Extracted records
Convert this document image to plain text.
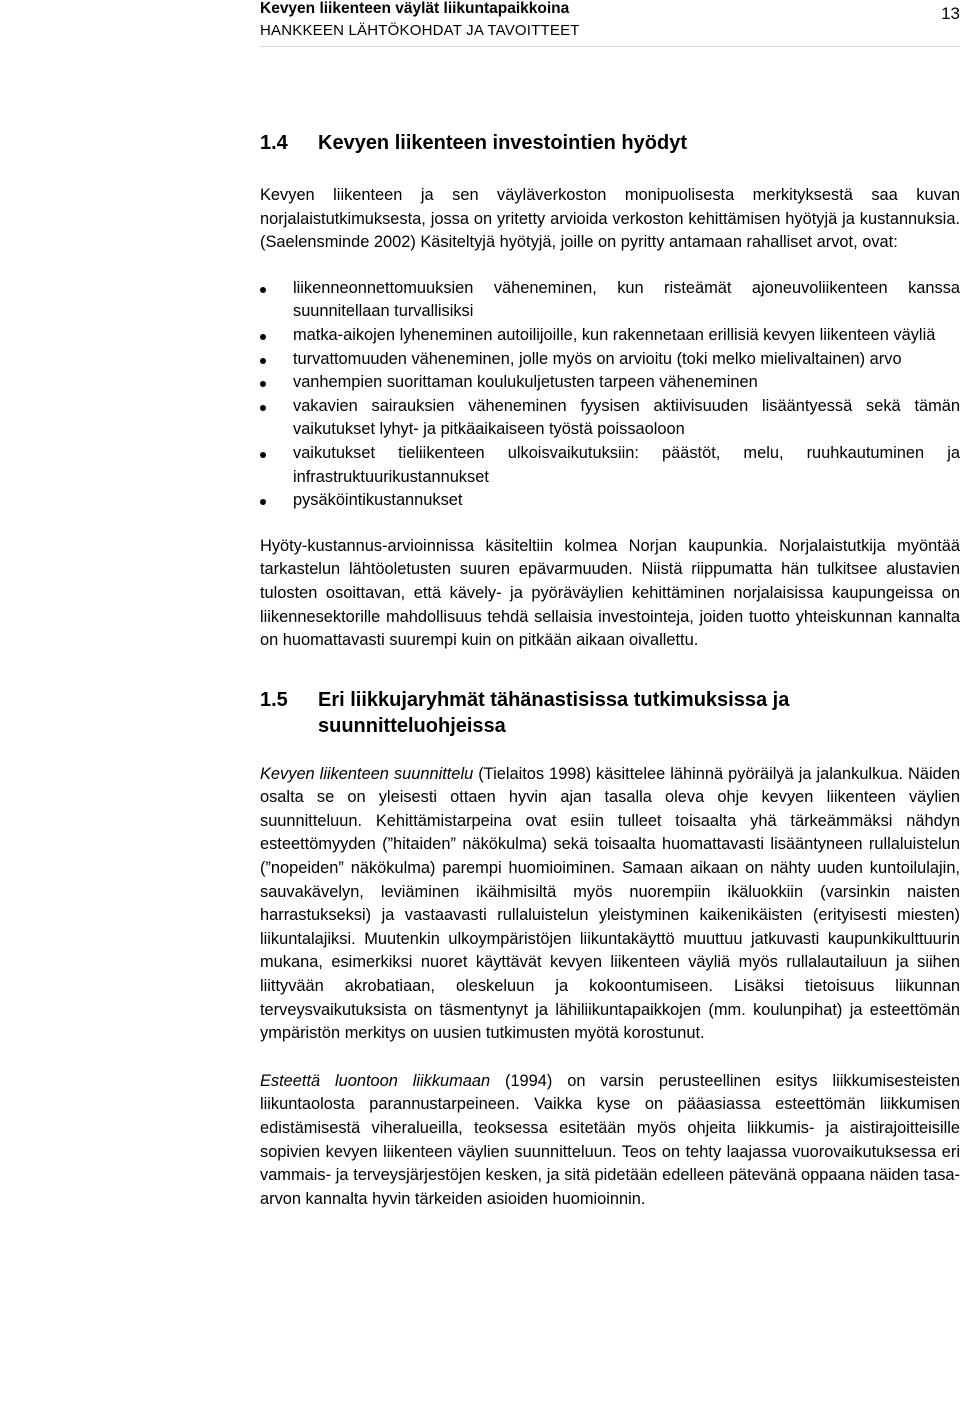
Kevyen liikenteen väylät liikuntapaikkoina
HANKKEEN LÄHTÖKOHDAT JA TAVOITTEET
13
1.4	Kevyen liikenteen investointien hyödyt

Kevyen liikenteen ja sen väyläverkoston monipuolisesta merkityksestä saa kuvan norjalaistutkimuksesta, jossa on yritetty arvioida verkoston kehittämisen hyötyjä ja kustannuksia. (Saelensminde 2002) Käsiteltyjä hyötyjä, joille on pyritty antamaan rahalliset arvot, ovat:

liikenneonnettomuuksien väheneminen, kun risteämät ajoneuvoliikenteen kanssa suunnitellaan turvallisiksi
matka-aikojen lyheneminen autoilijoille, kun rakennetaan erillisiä kevyen liikenteen väyliä
turvattomuuden väheneminen, jolle myös on arvioitu (toki melko mielivaltainen) arvo
vanhempien suorittaman koulukuljetusten tarpeen väheneminen
vakavien sairauksien väheneminen fyysisen aktiivisuuden lisääntyessä sekä tämän vaikutukset lyhyt- ja pitkäaikaiseen työstä poissaoloon
vaikutukset tieliikenteen ulkoisvaikutuksiin: päästöt, melu, ruuhkautuminen ja infrastruktuurikustannukset
pysäköintikustannukset

Hyöty-kustannus-arvioinnissa käsiteltiin kolmea Norjan kaupunkia. Norjalaistutkija myöntää tarkastelun lähtöoletusten suuren epävarmuuden. Niistä riippumatta hän tulkitsee alustavien tulosten osoittavan, että kävely- ja pyöräväylien kehittäminen norjalaisissa kaupungeissa on liikennesektorille mahdollisuus tehdä sellaisia investointeja, joiden tuotto yhteiskunnan kannalta on huomattavasti suurempi kuin on pitkään aikaan oivallettu.

1.5	Eri liikkujaryhmät tähänastisissa tutkimuksissa ja suunnitteluohjeissa

Kevyen liikenteen suunnittelu (Tielaitos 1998) käsittelee lähinnä pyöräilyä ja jalankulkua. Näiden osalta se on yleisesti ottaen hyvin ajan tasalla oleva ohje kevyen liikenteen väylien suunnitteluun. Kehittämistarpeina ovat esiin tulleet toisaalta yhä tärkeämmäksi nähdyn esteettömyyden (”hitaiden” näkökulma) sekä toisaalta huomattavasti lisääntyneen rullaluistelun (”nopeiden” näkökulma) parempi huomioiminen. Samaan aikaan on nähty uuden kuntoilulajin, sauvakävelyn, leviäminen ikäihmisiltä myös nuorempiin ikäluokkiin (varsinkin naisten harrastukseksi) ja vastaavasti rullaluistelun yleistyminen kaikenikäisten (erityisesti miesten) liikuntalajiksi. Muutenkin ulkoympäristöjen liikuntakäyttö muuttuu jatkuvasti kaupunkikulttuurin mukana, esimerkiksi nuoret käyttävät kevyen liikenteen väyliä myös rullalautailuun ja siihen liittyvään akrobatiaan, oleskeluun ja kokoontumiseen. Lisäksi tietoisuus liikunnan terveysvaikutuksista on täsmentynyt ja lähiliikuntapaikkojen (mm. koulunpihat) ja esteettömän ympäristön merkitys on uusien tutkimusten myötä korostunut.

Esteettä luontoon liikkumaan (1994) on varsin perusteellinen esitys liikkumisesteisten liikuntaolosta parannustarpeineen. Vaikka kyse on pääasiassa esteettömän liikkumisen edistämisestä viheralueilla, teoksessa esitetään myös ohjeita liikkumis- ja aistirajoitteisille sopivien kevyen liikenteen väylien suunnitteluun. Teos on tehty laajassa vuorovaikutuksessa eri vammais- ja terveysjärjestöjen kesken, ja sitä pidetään edelleen pätevänä oppaana näiden tasa-arvon kannalta hyvin tärkeiden asioiden huomioinnin.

Aim of the exercise: In the records above, find each line that holds the word "väheneminen"; copy all such lines.

The reply:
liikenneonnettomuuksien väheneminen, kun risteämät ajoneuvoliikenteen kanssa suunnitellaan turvallisiksi
turvattomuuden väheneminen, jolle myös on arvioitu (toki melko mielivaltainen) arvo
vanhempien suorittaman koulukuljetusten tarpeen väheneminen
vakavien sairauksien väheneminen fyysisen aktiivisuuden lisääntyessä sekä tämän vaikutukset lyhyt- ja pitkäaikaiseen työstä poissaoloon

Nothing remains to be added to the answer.